STATED GOAL:
Answer with one number: the count of lines in the listing below that hold the word "แบบทดสอบเน".
::::::::
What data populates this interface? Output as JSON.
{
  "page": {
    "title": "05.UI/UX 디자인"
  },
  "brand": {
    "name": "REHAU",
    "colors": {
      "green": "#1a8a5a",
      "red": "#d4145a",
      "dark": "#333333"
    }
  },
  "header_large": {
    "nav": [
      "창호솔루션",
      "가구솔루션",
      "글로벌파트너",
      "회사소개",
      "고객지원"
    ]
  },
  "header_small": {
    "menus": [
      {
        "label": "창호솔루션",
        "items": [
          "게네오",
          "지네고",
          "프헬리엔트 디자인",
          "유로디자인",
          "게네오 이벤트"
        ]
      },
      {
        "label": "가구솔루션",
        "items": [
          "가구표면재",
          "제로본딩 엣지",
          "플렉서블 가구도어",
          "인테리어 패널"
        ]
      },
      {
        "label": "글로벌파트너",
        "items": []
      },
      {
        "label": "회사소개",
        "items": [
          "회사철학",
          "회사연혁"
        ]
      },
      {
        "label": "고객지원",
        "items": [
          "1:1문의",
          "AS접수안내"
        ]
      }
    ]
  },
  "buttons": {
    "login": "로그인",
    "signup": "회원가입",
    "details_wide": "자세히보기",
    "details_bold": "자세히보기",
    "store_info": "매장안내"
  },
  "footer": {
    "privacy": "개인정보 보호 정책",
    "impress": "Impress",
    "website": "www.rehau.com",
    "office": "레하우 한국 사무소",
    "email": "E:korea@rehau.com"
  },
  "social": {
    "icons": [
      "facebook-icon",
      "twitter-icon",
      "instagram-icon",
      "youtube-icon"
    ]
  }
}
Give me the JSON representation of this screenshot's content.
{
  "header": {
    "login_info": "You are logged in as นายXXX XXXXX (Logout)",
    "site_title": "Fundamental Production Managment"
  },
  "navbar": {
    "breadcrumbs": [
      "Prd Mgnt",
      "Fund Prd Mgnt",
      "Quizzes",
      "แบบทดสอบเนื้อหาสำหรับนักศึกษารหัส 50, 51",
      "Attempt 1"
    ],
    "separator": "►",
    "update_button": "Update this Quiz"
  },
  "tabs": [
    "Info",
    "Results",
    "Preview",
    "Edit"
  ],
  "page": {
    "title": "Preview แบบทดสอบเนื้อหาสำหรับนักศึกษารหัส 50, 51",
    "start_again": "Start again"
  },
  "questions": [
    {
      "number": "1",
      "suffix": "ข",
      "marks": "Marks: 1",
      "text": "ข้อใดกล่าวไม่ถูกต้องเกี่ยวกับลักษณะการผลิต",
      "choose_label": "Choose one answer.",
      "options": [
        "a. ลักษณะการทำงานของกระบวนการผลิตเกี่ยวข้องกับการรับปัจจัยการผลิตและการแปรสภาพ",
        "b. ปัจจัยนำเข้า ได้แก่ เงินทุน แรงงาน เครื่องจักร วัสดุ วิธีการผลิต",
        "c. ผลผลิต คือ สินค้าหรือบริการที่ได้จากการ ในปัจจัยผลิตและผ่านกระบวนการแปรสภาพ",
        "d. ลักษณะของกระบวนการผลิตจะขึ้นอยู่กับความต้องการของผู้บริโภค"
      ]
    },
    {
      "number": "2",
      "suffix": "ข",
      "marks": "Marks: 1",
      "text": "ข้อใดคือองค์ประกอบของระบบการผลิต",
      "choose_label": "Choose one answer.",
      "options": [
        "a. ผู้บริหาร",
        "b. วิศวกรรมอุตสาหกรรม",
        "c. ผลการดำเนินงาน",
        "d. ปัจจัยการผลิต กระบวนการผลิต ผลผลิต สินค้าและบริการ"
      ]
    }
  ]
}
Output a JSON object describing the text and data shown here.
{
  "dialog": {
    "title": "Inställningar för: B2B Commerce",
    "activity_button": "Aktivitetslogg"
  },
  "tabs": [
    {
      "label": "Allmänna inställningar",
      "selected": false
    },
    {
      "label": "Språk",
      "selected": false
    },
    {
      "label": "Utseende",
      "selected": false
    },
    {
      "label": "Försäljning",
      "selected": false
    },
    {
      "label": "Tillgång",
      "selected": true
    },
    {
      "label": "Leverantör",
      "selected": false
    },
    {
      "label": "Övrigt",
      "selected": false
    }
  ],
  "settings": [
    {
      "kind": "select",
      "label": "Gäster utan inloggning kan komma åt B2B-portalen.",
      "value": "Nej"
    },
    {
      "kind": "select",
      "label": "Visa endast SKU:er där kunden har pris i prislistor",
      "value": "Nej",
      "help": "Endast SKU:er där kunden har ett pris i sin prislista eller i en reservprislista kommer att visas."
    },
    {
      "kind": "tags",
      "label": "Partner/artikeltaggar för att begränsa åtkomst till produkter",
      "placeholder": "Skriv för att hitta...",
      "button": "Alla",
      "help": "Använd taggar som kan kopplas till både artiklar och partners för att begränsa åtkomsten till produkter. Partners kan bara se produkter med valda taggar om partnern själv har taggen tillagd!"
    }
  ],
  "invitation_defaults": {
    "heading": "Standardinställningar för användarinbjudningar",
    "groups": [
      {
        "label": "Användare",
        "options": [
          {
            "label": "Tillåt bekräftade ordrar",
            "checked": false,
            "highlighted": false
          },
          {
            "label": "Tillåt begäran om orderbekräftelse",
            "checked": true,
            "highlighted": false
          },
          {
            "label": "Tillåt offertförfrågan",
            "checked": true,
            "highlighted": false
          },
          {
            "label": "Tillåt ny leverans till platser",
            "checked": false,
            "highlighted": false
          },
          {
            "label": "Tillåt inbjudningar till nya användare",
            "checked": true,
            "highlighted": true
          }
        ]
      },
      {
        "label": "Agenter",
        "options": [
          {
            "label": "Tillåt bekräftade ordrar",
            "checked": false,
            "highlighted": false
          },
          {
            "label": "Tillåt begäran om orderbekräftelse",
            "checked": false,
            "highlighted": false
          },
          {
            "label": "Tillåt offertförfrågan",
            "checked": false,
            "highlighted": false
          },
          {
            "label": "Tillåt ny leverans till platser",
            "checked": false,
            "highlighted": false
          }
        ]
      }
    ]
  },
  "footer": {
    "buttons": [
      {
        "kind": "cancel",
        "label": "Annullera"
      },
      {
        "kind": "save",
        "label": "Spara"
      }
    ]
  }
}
::::::::
EXERCISE ANSWER:
2